Supplied passage
« Code Snippet of the Day: Recursive File Finder
Why free software shouldn't depend on Cocoa or GNUStep »


Trees in relational databases

I recently posted an on how to use a CTE to traverse a tree in a relational database on Reddit.

This started a lot of conversation, and people were wondering on the performance aspect of using recursive queries.

Well, I decided to take an extreme look. I'll pretend that Reddit had a very popular thread that had 5,000 comments on it. And, to really tax this query, I'll make it so that it is an extremely unbalanced tree 1000 comments deep.

For those following along, I'm going to use T-SQL, and everything in this post can be dropped directly into SQLServer 2005+ and ran.

I'm going to build a tree that looks like this:

  Root
      \
      Comment 1
      Comment 2
      Comment 3
      Comment 4
      Comment 5
               \
               Comment 6
               Comment 7
               Comment 8
               Comment 9
               Comment 10
                         \
                         Comment 11
                         Comment 12
                         Comment 13
                         Comment 14
                         Comment 15 (This repeats to depth of 1,000)

This is the absolute worst case scenario, because I have a horrible unbalanced tree, and will have to recursively walk the entire thing.

So, to create the schema:

  USE [Tree]
  CREATE TABLE [dbo].[Tree]
  (
    [Id] [int] IDENTITY(1,1) NOT NULL,
        [ParentID] [int] NULL,
        CONSTRAINT [PK_Tree] PRIMARY KEY CLUSTERED 
        (
           [Id] ASC
        )WITH (PAD_INDEX  = OFF, IGNORE_DUP_KEY = OFF) ON [PRIMARY]
  ) ON [PRIMARY]

  GO
  ALTER TABLE [dbo].[Tree]  WITH CHECK ADD  CONSTRAINT [FK_Tree_Tree] FOREIGN KEY([ParentID])
         REFERENCES [dbo].[Tree] ([Id])
  GO
  ALTER TABLE [dbo].[Tree] CHECK CONSTRAINT [FK_Tree_Tree]

This is a simple table with the following attributes:

  • Two Columns (Id, ParentId)
  • Id is an identity column and the primary key
  • ParentId is Nullable, and is a Foreign Key back to Id

Now, I'm going to insert my comment thread of doom into this table, I'm using some pretty tacky T-SQL to do this, but I'm lazy:

USE Tree;

DECLARE @depthCounter int;
DECLARE @lastNode int;
DECLARE @i int;

SET @DepthCounter = 0;

INSERT INTO Tree (ParentID)
        VALUES
        (
                NULL
        );

SET @LastNode = SCOPE_IDENTITY();

WHILE @DepthCounter < 1000
BEGIN   
        SET @i = 0;
        WHILE @i < 5
                BEGIN
                        INSERT INTO Tree (ParentID)

Required actions
1) Pick out every line in the rows that contains the word "this", treating uppercase and lowercase as different, and copy each of those lines.
2) Continue the post on trees in relational databases from the point where it stops.
The rows below have no connection to the post on trees in relational databases.

(Data taken from a collection)
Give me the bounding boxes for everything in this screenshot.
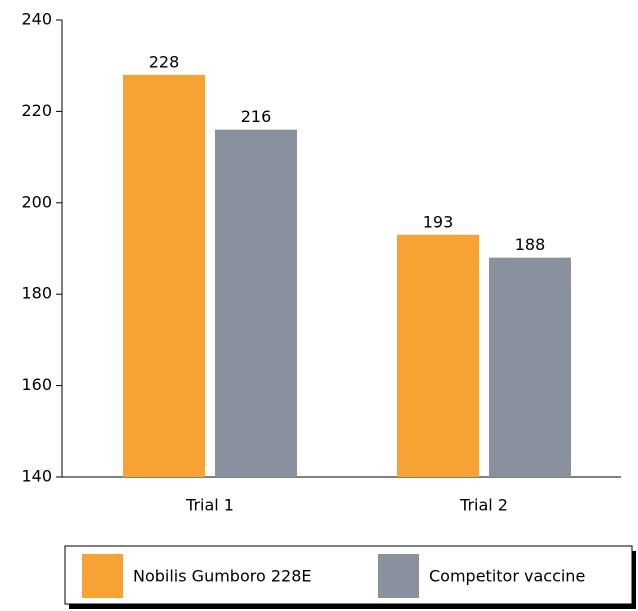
value-label: 216 [241,107,272,126]
y-tick-label: 200 [21,192,52,211]
legend-label: Competitor vaccine [429,567,585,586]
y-tick-label: 240 [21,10,52,29]
y-tick-label: 160 [21,375,52,394]
bar [215,129,297,477]
bar [123,74,205,477]
legend-label: Nobilis Gumboro 228E [133,567,312,586]
bar [489,257,571,477]
x-tick-label: Trial 1 [185,496,234,515]
value-label: 193 [423,212,454,231]
bar [397,234,479,477]
y-tick-label: 140 [21,467,52,486]
value-label: 188 [515,235,546,254]
legend-swatch [378,554,419,598]
x-tick-label: Trial 2 [459,496,508,515]
value-label: 228 [149,52,180,71]
y-tick-label: 180 [21,284,52,303]
legend-swatch [82,554,123,598]
y-tick-label: 220 [21,101,52,120]
legend [64,545,633,605]
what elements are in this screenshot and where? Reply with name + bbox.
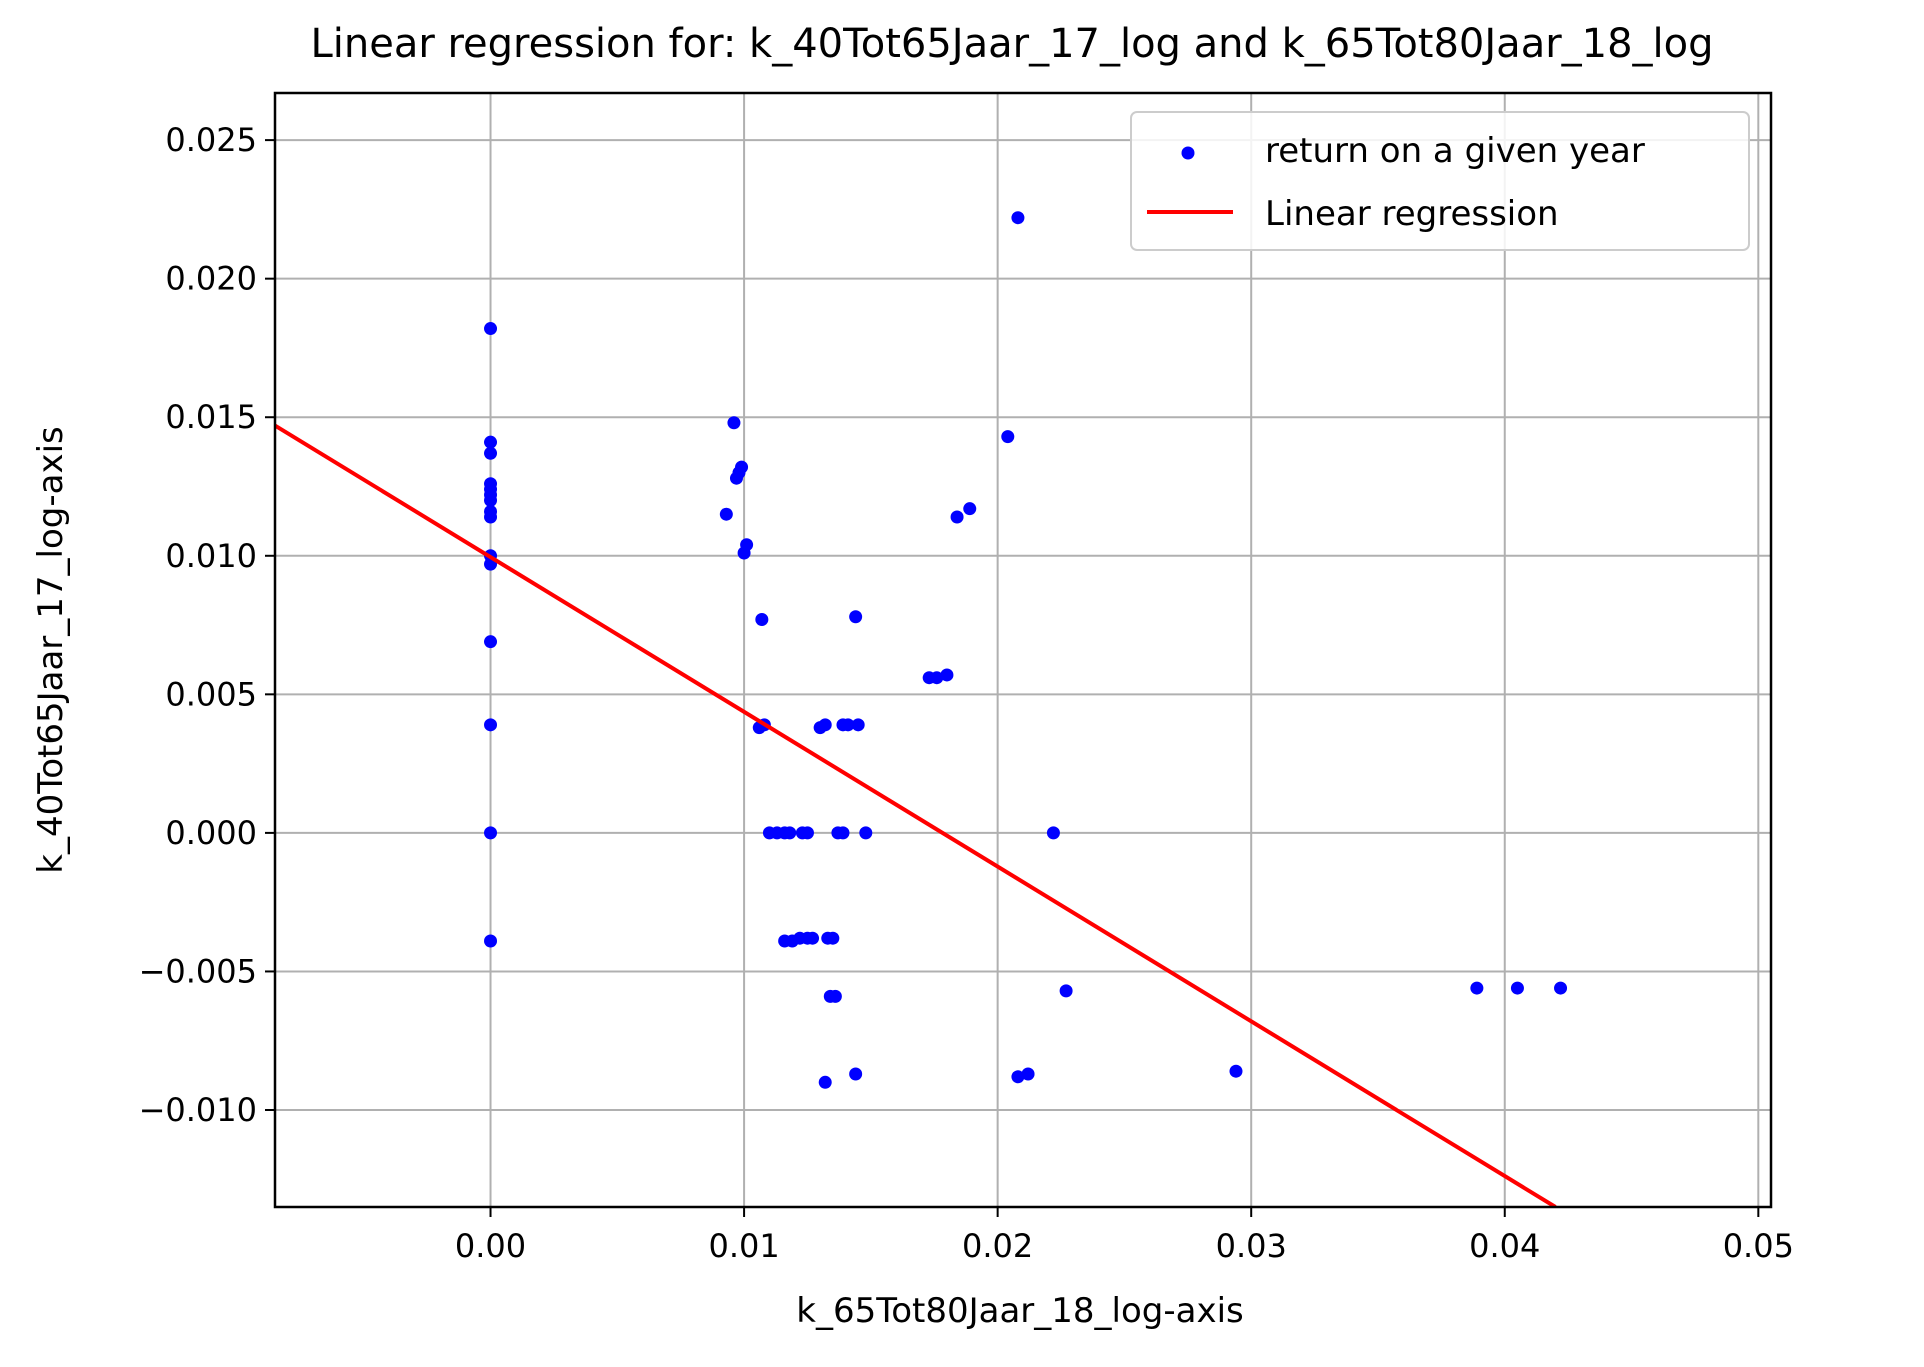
scatter-point — [484, 493, 498, 507]
scatter-point — [806, 931, 820, 945]
scatter-point — [1011, 211, 1025, 225]
x-tick-label: 0.03 — [1216, 1227, 1287, 1265]
y-tick-label: 0.010 — [165, 537, 257, 575]
x-tick-label: 0.01 — [708, 1227, 779, 1265]
regression-line — [275, 423, 1557, 1207]
scatter-point — [1470, 981, 1484, 995]
scatter-point — [1059, 984, 1073, 998]
scatter-point — [755, 613, 769, 627]
y-tick-label: 0.005 — [165, 675, 257, 713]
scatter-point — [828, 989, 842, 1003]
axis-ticks: 0.00 0.01 0.02 0.03 0.04 0.05 −0.010 −0.005 0.00… — [139, 121, 1794, 1265]
y-tick-label: 0.025 — [165, 121, 257, 159]
scatter-point — [484, 718, 498, 732]
legend: return on a given year Linear regression — [1130, 111, 1750, 251]
scatter-point — [1001, 430, 1015, 444]
y-tick-label: 0.020 — [165, 260, 257, 298]
scatter-point — [727, 416, 741, 430]
scatter-point — [849, 1067, 863, 1081]
x-tick-label: 0.02 — [962, 1227, 1033, 1265]
legend-label-points: return on a given year — [1265, 131, 1645, 171]
scatter-point — [719, 507, 733, 521]
legend-box — [1130, 111, 1750, 251]
scatter-point — [818, 718, 832, 732]
x-tick-label: 0.05 — [1723, 1227, 1794, 1265]
y-tick-label: −0.005 — [139, 952, 257, 990]
scatter-point — [735, 460, 749, 474]
scatter-point — [740, 538, 754, 552]
scatter-point — [818, 1075, 832, 1089]
scatter-point — [484, 322, 498, 336]
scatter-point — [849, 610, 863, 624]
y-tick-label: −0.010 — [139, 1091, 257, 1129]
scatter-point — [930, 671, 944, 685]
scatter-point — [484, 826, 498, 840]
scatter-point — [841, 718, 855, 732]
y-tick-label: 0.015 — [165, 398, 257, 436]
scatter-point — [1554, 981, 1568, 995]
data-marks — [275, 211, 1568, 1207]
scatter-point — [963, 502, 977, 516]
scatter-point — [1011, 1070, 1025, 1084]
x-tick-label: 0.04 — [1469, 1227, 1540, 1265]
grid-lines — [275, 93, 1771, 1207]
plot-area — [273, 91, 1773, 1209]
scatter-point — [940, 668, 954, 682]
scatter-point — [800, 826, 814, 840]
scatter-point — [484, 510, 498, 524]
axes-frame — [273, 91, 1773, 1209]
legend-marker-points — [1181, 146, 1195, 160]
scatter-point — [783, 826, 797, 840]
scatter-point — [826, 931, 840, 945]
scatter-point — [836, 826, 850, 840]
x-axis-label: k_65Tot80Jaar_18_log-axis — [796, 1291, 1244, 1331]
y-axis-label: k_40Tot65Jaar_17_log-axis — [31, 426, 71, 874]
scatter-point — [851, 718, 865, 732]
scatter-point — [484, 934, 498, 948]
scatter-point — [950, 510, 964, 524]
scatter-point — [484, 435, 498, 449]
scatter-point — [1046, 826, 1060, 840]
scatter-point — [859, 826, 873, 840]
chart-title: Linear regression for: k_40Tot65Jaar_17_… — [310, 21, 1713, 67]
x-tick-label: 0.00 — [455, 1227, 526, 1265]
scatter-point — [484, 446, 498, 460]
scatter-point — [484, 635, 498, 649]
scatter-point — [1229, 1064, 1243, 1078]
y-tick-label: 0.000 — [165, 814, 257, 852]
scatter-point — [1510, 981, 1524, 995]
legend-label-regression: Linear regression — [1265, 194, 1559, 234]
scatter-point — [1021, 1067, 1035, 1081]
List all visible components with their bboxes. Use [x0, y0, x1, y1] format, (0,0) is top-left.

Answers to the exercise
1)
Give me the bounding boxes for everything in this screenshot.
what elements are in this screenshot and where? Reply with name + bbox.

2)
                                VALUES
                                (
                                        @LastNode
                                );      
                        SET @i = @i + 1;
                END
        SET @LastNode = SCOPE_IDENTITY();       
        SET @DepthCounter = @DepthCounter + 1;
END

With my tree of doom inserted, I'll run the query starting from the root:

Use Tree;

WITH CommentTree (ParentID, ID, Level)
 AS
 (
        SELECT ParentID, ID, 0 as [Level]
                FROM Tree
                WHERE ParentID IS NULL
        UNION ALL
                SELECT c.ParentID, c.ID, ct.Level + 1
                        FROM Tree c
                        JOIN CommentTree ct ON ct.ID = c.ParentID
  )

  SELECT ParentID, ID, Level FROM CommentTree 
         ORDER BY ParentID, Level, ID OPTION (MAXRECURSION 5000)

On my home laptop (A modest 2ghz) running Microsoft SQLServer 2005 EXPRESS I get the following result to generate this dataset:

  SQL Server Execution Times:
  CPU time = 10998 ms,  elapsed time = 11209 ms.

11 Seconds is an eternity, but this is a the worlds worst case. Now to try the same test data, but instead walking only 100 levels deep (500 comments):

Use Tree;

WITH CommentTree (ParentID, ID, Level)
 AS
 (
        SELECT ParentID, ID, 0 as [Level]
                FROM Tree
                WHERE ParentID = 44339
        UNION ALL
                SELECT c.ParentID, c.ID, ct.Level + 1
                        FROM Tree c
                        JOIN CommentTree ct ON ct.ID = c.ParentID
  )

  SELECT ParentID, ID, Level FROM CommentTree 
         ORDER BY ParentID, Level, ID OPTION (MAXRECURSION 5000)

This returned 500 rows and the following speed stats:

  SQL Server Execution Times:
    CPU time = 1217 ms,  elapsed time = 1223 ms.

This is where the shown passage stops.